Start Dataset rows
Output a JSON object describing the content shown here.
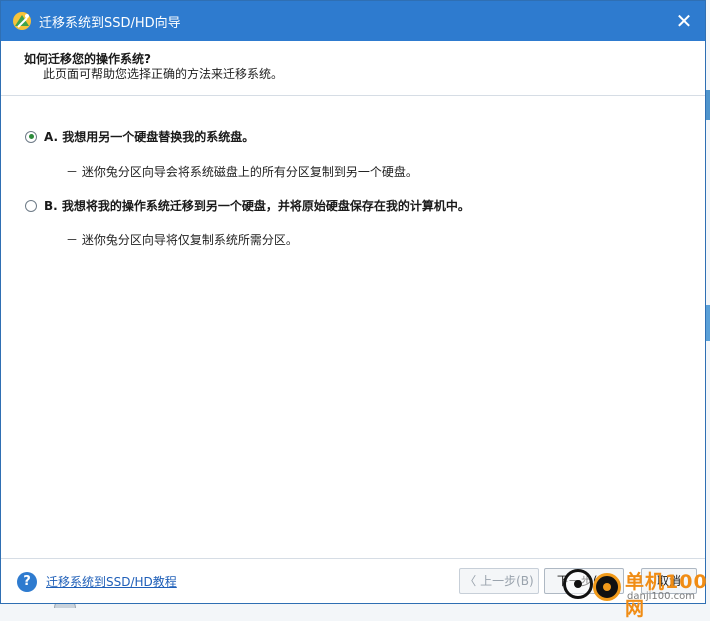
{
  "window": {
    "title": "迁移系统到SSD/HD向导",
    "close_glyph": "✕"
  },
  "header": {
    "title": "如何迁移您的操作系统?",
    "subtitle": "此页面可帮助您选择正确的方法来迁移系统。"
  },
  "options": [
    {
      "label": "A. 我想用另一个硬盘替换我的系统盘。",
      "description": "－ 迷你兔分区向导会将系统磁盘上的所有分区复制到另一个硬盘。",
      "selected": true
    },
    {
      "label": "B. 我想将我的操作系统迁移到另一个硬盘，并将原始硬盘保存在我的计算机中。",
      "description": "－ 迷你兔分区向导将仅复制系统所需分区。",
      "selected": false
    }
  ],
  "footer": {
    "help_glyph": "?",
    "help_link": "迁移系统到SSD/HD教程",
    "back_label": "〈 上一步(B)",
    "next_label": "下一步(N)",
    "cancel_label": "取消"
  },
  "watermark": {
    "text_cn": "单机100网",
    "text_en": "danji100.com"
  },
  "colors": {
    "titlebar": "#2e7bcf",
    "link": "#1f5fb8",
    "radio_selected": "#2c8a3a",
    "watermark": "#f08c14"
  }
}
End Dataset rows
▶ _Exercise goal_
Would you set down the listing exactly, omitting pictures?

▶ _Response_
Output a JSON object describing the content shown here.
{
  "window": {
    "title": "迁移系统到SSD/HD向导",
    "close_glyph": "✕"
  },
  "header": {
    "title": "如何迁移您的操作系统?",
    "subtitle": "此页面可帮助您选择正确的方法来迁移系统。"
  },
  "options": [
    {
      "label": "A. 我想用另一个硬盘替换我的系统盘。",
      "description": "－ 迷你兔分区向导会将系统磁盘上的所有分区复制到另一个硬盘。",
      "selected": true
    },
    {
      "label": "B. 我想将我的操作系统迁移到另一个硬盘，并将原始硬盘保存在我的计算机中。",
      "description": "－ 迷你兔分区向导将仅复制系统所需分区。",
      "selected": false
    }
  ],
  "footer": {
    "help_glyph": "?",
    "help_link": "迁移系统到SSD/HD教程",
    "back_label": "〈 上一步(B)",
    "next_label": "下一步(N)",
    "cancel_label": "取消"
  },
  "watermark": {
    "text_cn": "单机100网",
    "text_en": "danji100.com"
  },
  "colors": {
    "titlebar": "#2e7bcf",
    "link": "#1f5fb8",
    "radio_selected": "#2c8a3a",
    "watermark": "#f08c14"
  }
}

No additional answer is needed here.